* **Task to carry out**
Pick out every line holding the string "electrode" and copy it.

* **Records to process**
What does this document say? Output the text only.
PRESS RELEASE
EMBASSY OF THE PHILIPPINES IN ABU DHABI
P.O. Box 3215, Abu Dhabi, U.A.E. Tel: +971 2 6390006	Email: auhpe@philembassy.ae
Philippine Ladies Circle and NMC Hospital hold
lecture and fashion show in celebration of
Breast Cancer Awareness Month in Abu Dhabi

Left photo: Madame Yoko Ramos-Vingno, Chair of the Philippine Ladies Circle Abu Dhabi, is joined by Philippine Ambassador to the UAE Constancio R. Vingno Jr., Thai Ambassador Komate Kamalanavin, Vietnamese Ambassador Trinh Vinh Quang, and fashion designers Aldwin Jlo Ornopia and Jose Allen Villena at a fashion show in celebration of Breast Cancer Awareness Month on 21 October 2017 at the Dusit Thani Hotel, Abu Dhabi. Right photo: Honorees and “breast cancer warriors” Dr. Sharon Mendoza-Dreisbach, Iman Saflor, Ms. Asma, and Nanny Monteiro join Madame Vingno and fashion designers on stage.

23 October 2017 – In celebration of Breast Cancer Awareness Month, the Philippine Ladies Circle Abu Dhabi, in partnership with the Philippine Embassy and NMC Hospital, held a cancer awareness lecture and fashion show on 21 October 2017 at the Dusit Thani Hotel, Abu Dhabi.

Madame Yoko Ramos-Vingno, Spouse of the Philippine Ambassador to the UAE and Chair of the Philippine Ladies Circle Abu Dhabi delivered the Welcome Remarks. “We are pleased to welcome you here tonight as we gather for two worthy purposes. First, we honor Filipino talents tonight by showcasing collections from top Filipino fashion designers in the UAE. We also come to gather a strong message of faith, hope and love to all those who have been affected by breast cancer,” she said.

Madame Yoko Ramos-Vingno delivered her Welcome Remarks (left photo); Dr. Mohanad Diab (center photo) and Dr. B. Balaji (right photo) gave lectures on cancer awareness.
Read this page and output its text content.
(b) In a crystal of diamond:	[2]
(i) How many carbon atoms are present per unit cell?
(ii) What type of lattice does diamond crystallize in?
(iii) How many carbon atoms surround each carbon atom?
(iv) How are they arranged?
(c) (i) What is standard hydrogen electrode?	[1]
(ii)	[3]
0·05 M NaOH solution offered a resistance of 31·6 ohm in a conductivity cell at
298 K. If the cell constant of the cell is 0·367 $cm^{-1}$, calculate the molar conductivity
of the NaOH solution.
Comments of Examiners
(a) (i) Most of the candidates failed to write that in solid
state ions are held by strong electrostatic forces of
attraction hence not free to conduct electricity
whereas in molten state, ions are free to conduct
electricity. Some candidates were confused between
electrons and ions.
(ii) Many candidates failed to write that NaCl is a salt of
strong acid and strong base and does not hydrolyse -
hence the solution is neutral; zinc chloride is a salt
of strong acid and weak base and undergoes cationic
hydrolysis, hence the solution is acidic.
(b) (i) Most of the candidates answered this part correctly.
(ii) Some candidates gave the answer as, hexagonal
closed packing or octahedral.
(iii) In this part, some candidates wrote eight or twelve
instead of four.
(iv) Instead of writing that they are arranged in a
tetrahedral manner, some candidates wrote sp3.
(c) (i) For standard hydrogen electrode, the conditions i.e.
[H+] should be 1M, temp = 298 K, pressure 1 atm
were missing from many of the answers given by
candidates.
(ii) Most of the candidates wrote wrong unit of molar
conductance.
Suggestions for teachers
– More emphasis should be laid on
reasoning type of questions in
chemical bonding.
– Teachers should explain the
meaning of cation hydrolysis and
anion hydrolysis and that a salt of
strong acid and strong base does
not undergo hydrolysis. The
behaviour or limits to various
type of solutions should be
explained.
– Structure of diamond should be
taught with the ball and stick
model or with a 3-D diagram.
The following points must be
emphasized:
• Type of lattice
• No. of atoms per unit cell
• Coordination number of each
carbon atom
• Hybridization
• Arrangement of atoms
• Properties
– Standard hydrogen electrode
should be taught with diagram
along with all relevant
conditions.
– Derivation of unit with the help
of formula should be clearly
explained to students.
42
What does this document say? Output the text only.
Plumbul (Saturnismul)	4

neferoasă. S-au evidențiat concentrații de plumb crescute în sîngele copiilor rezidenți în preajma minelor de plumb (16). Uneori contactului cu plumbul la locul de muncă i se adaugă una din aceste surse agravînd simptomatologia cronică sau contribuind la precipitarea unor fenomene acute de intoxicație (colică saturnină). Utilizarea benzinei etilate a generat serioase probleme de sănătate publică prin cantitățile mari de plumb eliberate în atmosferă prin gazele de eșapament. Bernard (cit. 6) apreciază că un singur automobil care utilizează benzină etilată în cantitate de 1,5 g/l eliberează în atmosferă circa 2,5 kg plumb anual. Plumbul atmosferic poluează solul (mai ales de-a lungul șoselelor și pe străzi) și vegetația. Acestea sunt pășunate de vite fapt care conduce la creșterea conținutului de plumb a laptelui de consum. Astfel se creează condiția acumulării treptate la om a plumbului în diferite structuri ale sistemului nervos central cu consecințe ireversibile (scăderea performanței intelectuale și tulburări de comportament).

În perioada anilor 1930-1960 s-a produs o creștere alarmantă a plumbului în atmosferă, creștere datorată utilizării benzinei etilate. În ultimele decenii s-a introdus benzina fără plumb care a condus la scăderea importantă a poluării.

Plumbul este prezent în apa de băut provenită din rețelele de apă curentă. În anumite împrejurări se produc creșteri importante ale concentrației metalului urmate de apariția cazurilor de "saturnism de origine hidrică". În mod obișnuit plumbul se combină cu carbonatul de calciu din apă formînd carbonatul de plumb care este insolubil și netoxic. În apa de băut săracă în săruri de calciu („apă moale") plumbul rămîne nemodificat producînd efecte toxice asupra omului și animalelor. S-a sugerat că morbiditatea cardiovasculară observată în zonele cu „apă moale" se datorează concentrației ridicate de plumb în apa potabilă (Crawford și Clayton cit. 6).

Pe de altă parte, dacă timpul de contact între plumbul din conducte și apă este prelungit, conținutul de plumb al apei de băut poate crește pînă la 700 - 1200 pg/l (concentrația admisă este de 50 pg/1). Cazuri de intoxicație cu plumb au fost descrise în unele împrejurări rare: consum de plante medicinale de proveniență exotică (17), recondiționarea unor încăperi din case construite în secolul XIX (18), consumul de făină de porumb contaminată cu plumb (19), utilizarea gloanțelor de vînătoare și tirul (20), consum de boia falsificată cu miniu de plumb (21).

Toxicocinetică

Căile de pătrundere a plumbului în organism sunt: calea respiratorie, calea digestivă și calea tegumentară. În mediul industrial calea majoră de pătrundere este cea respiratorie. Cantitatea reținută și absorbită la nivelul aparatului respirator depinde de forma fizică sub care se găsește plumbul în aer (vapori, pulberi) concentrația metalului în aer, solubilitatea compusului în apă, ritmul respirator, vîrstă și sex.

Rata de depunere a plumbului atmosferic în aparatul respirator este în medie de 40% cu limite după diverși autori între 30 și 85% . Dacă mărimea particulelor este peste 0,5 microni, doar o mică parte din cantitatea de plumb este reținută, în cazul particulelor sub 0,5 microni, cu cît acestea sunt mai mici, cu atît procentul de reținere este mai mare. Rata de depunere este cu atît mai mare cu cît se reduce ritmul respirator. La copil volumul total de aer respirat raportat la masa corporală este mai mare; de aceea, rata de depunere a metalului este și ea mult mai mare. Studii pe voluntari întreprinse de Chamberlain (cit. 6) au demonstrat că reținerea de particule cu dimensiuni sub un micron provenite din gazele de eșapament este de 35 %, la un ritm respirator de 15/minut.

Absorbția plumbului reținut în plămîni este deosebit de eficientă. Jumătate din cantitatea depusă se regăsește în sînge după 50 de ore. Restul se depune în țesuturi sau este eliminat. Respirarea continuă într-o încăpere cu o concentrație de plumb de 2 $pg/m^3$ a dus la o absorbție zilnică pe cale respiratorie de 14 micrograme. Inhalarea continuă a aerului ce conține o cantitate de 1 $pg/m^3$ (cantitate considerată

* **Answer to this task**
(c) (i) What is standard hydrogen electrode?	[1]
(c) (i) For standard hydrogen electrode, the conditions i.e.
– Standard hydrogen electrode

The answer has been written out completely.